• What to do: Only the pictures are to be left out; set down the rest of the records exactly.

• Provided entries:
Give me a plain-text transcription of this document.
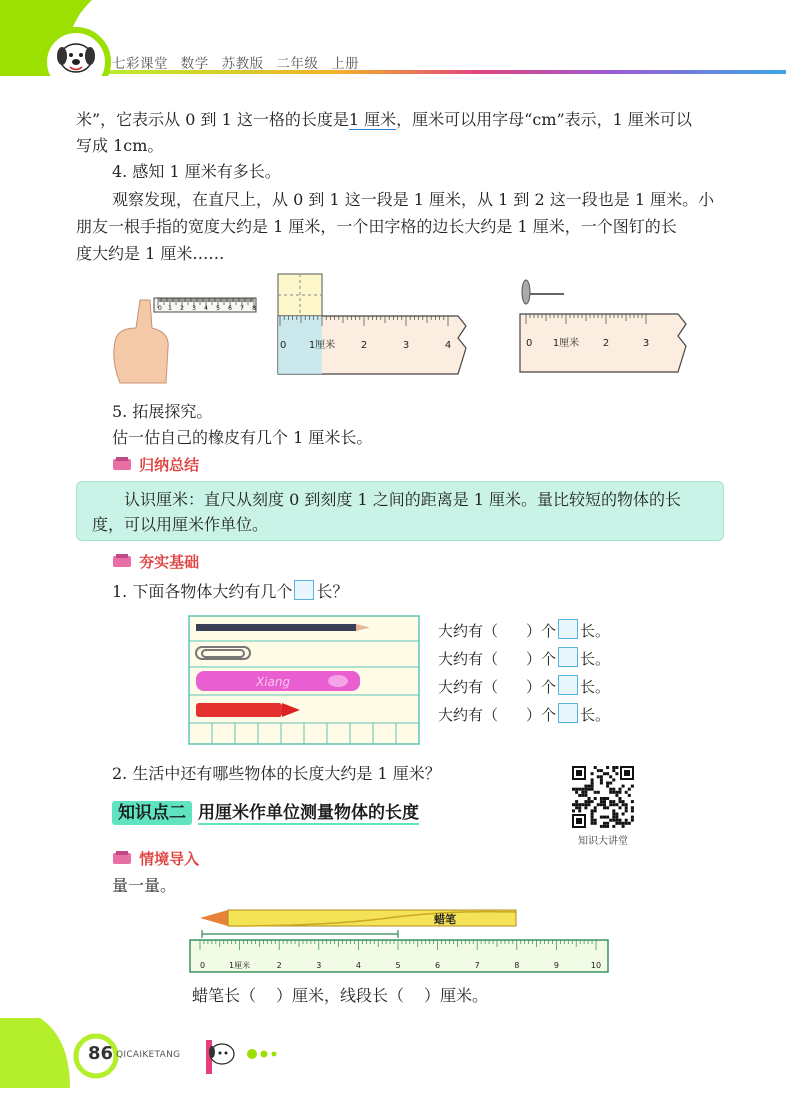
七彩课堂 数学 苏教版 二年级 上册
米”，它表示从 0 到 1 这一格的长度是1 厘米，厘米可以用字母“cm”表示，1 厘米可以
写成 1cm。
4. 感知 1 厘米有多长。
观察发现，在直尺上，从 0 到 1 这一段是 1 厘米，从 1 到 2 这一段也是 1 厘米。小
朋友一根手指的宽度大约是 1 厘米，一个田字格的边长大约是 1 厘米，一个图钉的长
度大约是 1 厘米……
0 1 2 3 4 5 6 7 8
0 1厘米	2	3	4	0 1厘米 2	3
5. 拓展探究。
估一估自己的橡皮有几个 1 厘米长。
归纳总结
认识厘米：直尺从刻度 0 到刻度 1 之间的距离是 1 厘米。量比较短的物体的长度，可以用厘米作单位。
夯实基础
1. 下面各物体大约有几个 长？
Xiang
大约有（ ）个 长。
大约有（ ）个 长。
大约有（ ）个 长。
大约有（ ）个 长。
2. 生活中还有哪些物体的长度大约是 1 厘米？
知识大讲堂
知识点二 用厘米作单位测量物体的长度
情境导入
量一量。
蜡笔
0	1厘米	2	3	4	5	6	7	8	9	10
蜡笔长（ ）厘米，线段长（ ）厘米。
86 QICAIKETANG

• Response to the task:
Give me a plain-text transcription of this document.
七彩课堂 数学 苏教版 二年级 上册
米”，它表示从 0 到 1 这一格的长度是1 厘米，厘米可以用字母“cm”表示，1 厘米可以
写成 1cm。
4. 感知 1 厘米有多长。
观察发现，在直尺上，从 0 到 1 这一段是 1 厘米，从 1 到 2 这一段也是 1 厘米。小
朋友一根手指的宽度大约是 1 厘米，一个田字格的边长大约是 1 厘米，一个图钉的长
度大约是 1 厘米……
0 1 2 3 4 5 6 7 8
0 1厘米	2	3	4	0 1厘米 2	3
5. 拓展探究。
估一估自己的橡皮有几个 1 厘米长。
归纳总结
认识厘米：直尺从刻度 0 到刻度 1 之间的距离是 1 厘米。量比较短的物体的长度，可以用厘米作单位。
夯实基础
1. 下面各物体大约有几个 长？
Xiang
大约有（ ）个 长。
大约有（ ）个 长。
大约有（ ）个 长。
大约有（ ）个 长。
2. 生活中还有哪些物体的长度大约是 1 厘米？
知识大讲堂
知识点二 用厘米作单位测量物体的长度
情境导入
量一量。
蜡笔
0	1厘米	2	3	4	5	6	7	8	9	10
蜡笔长（ ）厘米，线段长（ ）厘米。
86 QICAIKETANG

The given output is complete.